#### Given problem:
Look through the lines of the material and count those containing "Source". Give that count alone.

○ ○ ○ ○

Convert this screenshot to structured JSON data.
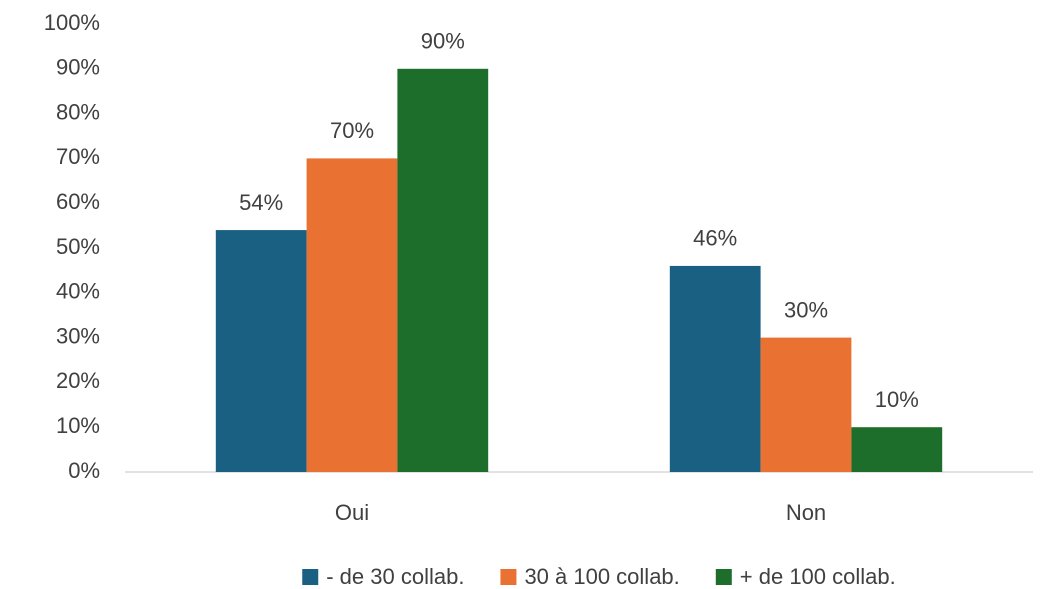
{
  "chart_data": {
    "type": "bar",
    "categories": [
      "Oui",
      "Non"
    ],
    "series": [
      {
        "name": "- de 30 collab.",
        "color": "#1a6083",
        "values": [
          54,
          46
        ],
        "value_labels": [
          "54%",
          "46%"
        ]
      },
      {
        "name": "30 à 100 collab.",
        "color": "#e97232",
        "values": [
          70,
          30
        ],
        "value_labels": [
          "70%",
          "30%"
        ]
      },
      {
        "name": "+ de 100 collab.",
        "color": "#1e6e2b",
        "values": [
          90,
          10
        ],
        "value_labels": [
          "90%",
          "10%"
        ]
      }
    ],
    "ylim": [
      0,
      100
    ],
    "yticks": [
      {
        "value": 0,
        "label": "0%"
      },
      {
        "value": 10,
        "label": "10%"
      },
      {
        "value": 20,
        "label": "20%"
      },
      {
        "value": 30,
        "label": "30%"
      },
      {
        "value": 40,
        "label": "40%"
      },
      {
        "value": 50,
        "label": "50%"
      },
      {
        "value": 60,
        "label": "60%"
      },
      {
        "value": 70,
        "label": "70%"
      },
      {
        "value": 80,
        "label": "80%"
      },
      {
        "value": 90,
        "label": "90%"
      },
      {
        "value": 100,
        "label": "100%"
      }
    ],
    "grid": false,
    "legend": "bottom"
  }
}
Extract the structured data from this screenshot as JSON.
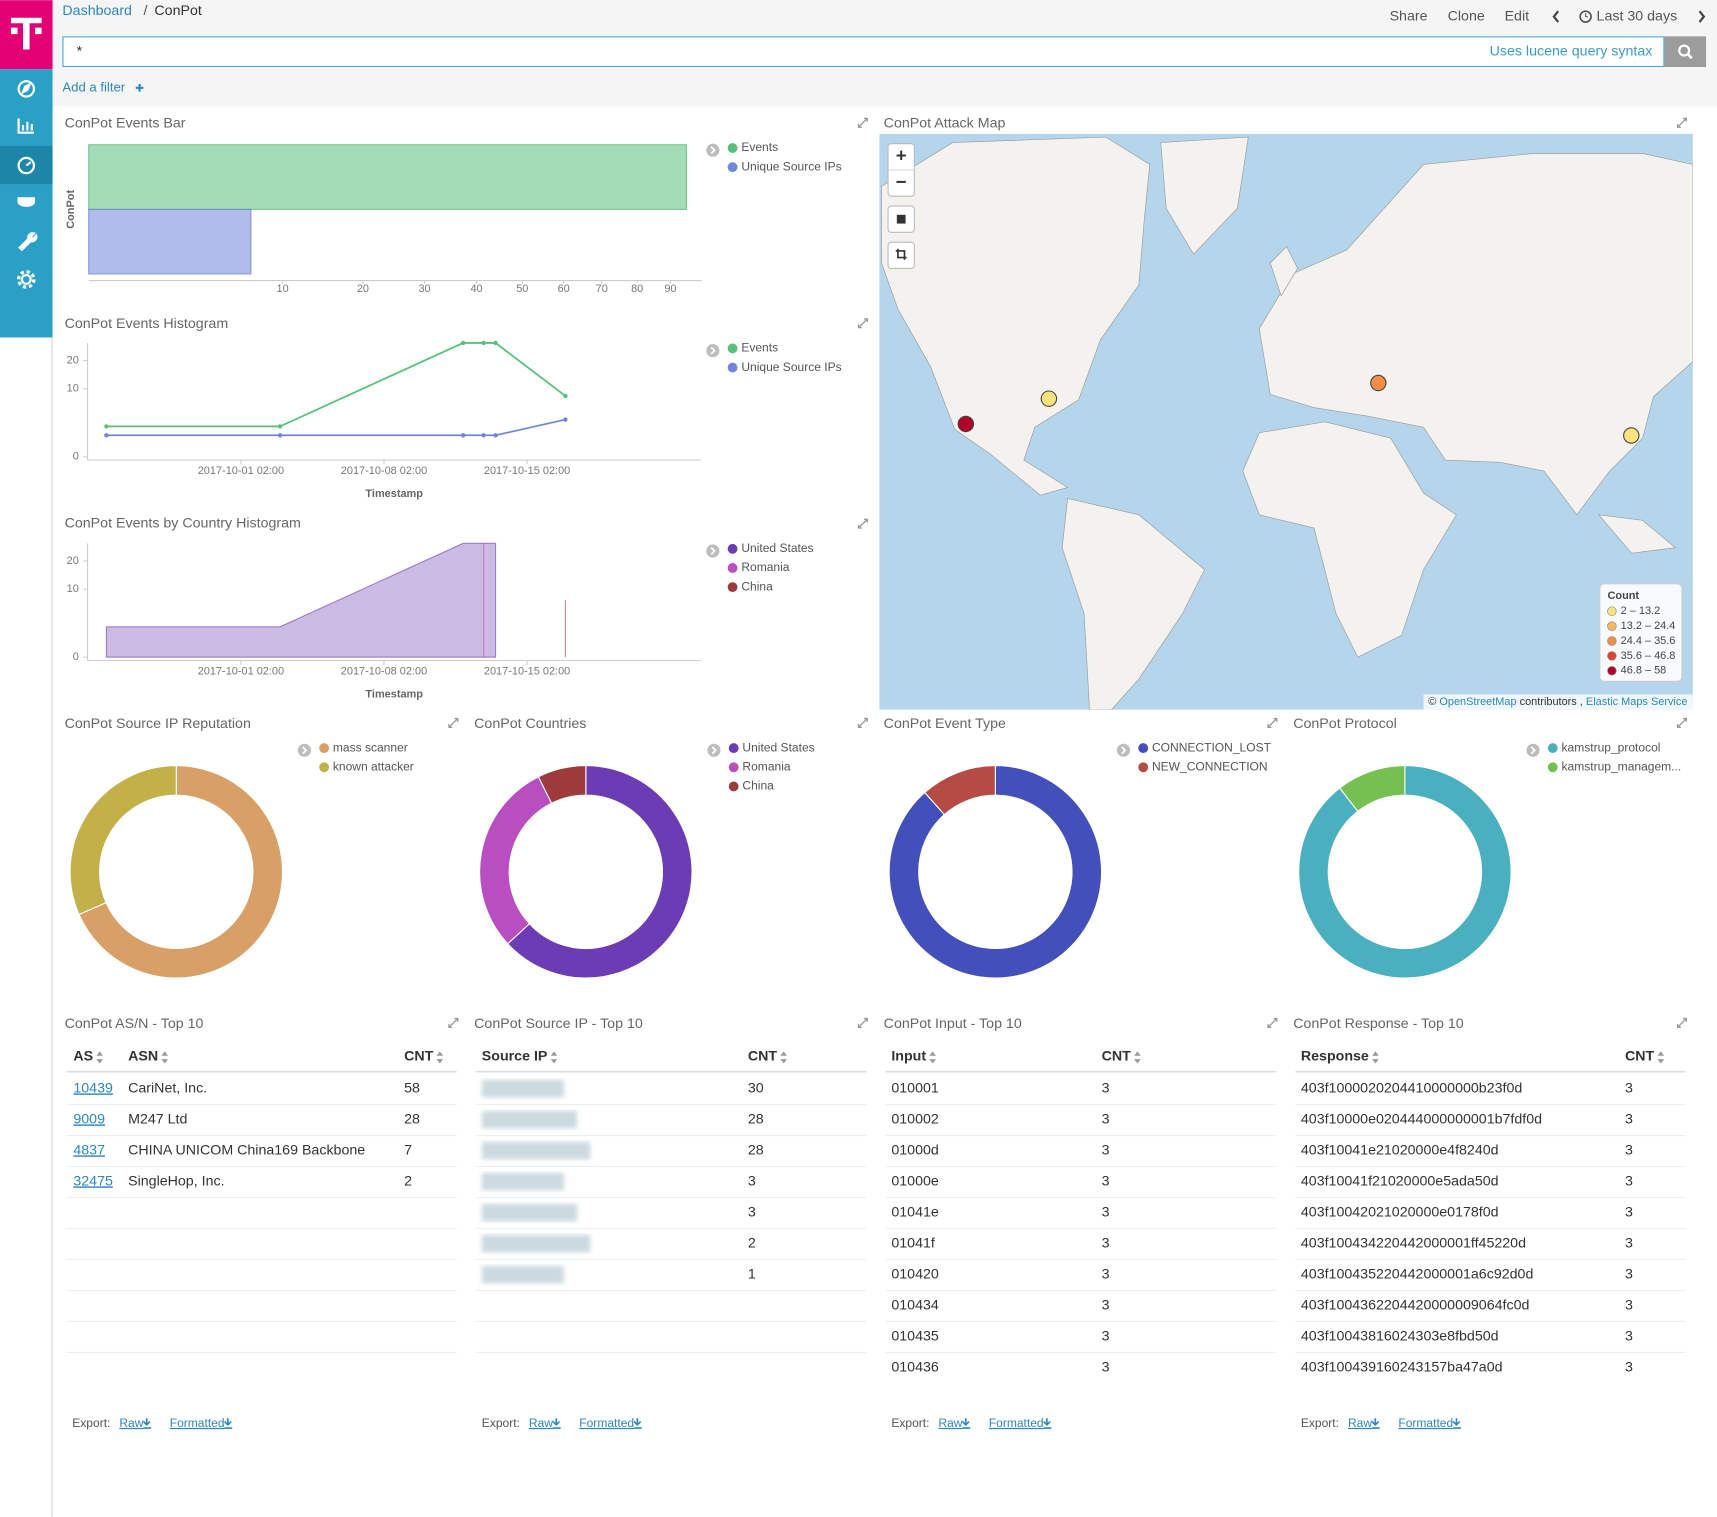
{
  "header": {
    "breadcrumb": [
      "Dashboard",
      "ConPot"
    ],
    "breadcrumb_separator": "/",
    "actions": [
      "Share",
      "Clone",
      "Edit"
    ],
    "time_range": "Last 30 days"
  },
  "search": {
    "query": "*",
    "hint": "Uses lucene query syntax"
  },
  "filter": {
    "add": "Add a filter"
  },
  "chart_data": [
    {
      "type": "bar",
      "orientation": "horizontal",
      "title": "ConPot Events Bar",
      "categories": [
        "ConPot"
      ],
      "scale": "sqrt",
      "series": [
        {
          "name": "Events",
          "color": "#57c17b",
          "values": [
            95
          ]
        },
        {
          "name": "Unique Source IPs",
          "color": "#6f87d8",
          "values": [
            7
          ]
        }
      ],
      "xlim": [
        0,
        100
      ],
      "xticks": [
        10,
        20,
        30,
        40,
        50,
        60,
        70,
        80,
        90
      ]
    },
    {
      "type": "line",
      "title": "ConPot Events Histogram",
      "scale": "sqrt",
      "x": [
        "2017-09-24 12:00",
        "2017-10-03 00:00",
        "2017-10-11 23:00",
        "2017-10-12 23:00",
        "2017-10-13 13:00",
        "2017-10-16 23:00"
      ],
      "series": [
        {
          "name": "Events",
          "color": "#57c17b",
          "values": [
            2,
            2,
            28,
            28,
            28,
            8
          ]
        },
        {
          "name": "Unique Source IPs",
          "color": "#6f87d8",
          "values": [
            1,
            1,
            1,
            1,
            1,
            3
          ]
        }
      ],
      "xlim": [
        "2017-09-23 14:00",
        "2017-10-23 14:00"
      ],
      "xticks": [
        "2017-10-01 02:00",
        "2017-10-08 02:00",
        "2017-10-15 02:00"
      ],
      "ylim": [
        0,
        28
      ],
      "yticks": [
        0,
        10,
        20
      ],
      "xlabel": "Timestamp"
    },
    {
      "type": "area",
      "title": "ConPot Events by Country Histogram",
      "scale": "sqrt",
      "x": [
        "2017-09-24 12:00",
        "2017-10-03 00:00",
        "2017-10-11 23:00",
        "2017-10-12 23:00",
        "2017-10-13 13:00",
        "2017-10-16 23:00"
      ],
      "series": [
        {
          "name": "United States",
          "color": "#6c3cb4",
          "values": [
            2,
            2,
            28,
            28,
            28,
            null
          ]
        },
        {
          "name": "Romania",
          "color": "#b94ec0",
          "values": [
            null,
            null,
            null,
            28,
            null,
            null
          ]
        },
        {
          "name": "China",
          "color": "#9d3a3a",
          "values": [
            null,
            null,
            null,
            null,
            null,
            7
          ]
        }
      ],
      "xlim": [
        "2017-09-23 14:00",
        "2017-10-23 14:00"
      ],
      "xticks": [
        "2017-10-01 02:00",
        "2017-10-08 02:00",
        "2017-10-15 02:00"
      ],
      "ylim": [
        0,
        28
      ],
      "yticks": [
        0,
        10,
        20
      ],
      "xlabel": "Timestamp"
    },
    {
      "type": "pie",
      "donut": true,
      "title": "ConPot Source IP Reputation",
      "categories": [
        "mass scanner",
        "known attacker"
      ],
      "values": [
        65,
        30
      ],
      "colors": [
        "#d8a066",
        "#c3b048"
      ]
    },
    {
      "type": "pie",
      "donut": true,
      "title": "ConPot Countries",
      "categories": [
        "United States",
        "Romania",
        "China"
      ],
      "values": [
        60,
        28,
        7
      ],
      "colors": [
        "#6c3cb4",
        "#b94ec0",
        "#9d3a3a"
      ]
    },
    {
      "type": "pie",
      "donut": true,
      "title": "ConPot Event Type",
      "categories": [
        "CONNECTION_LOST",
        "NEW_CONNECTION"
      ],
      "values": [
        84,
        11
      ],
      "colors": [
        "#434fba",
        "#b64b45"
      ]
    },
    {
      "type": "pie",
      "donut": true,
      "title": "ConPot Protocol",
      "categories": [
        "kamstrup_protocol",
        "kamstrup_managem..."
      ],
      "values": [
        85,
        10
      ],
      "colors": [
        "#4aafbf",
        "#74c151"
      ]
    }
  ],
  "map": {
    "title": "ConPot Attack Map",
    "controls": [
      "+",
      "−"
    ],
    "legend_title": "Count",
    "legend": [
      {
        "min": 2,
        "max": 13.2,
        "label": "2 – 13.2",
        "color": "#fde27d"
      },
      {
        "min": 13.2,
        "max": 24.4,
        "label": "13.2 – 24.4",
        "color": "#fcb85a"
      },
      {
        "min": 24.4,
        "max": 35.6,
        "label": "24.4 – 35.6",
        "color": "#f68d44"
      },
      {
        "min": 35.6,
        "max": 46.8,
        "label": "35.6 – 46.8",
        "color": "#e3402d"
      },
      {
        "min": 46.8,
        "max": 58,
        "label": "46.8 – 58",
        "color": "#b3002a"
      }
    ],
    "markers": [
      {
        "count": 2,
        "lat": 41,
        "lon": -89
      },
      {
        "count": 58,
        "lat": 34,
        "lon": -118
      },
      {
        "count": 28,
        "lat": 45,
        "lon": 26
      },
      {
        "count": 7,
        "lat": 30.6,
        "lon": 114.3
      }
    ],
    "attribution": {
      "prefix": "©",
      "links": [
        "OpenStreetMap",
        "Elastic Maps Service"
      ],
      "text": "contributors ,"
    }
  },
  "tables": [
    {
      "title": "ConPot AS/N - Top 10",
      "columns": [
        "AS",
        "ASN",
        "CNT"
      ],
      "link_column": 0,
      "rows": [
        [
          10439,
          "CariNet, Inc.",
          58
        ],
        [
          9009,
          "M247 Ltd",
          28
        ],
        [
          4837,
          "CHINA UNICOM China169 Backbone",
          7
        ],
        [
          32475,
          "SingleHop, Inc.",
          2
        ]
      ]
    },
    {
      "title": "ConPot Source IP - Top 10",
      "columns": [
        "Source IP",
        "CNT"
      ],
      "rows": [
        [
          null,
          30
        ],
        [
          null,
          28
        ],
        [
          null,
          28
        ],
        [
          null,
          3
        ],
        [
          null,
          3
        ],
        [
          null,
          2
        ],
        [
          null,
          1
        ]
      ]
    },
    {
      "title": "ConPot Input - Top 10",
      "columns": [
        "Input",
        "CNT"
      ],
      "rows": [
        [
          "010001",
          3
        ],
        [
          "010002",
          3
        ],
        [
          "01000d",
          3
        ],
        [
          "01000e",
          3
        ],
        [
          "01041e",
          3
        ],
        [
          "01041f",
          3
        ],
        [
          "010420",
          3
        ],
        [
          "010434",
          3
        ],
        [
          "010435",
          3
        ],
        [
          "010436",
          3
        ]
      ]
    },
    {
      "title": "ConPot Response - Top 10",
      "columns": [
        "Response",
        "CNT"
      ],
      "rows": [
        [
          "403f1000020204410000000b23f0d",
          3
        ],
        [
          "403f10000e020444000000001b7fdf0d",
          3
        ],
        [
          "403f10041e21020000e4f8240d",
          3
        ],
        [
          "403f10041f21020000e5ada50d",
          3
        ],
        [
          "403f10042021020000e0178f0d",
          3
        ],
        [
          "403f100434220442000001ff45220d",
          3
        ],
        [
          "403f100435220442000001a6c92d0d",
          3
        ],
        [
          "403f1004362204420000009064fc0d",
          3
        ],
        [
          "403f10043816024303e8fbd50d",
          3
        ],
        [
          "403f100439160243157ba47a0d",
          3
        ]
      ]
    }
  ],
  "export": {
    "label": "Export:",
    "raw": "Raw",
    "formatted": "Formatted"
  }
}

○ ○ ○ ○

#### Full output:
5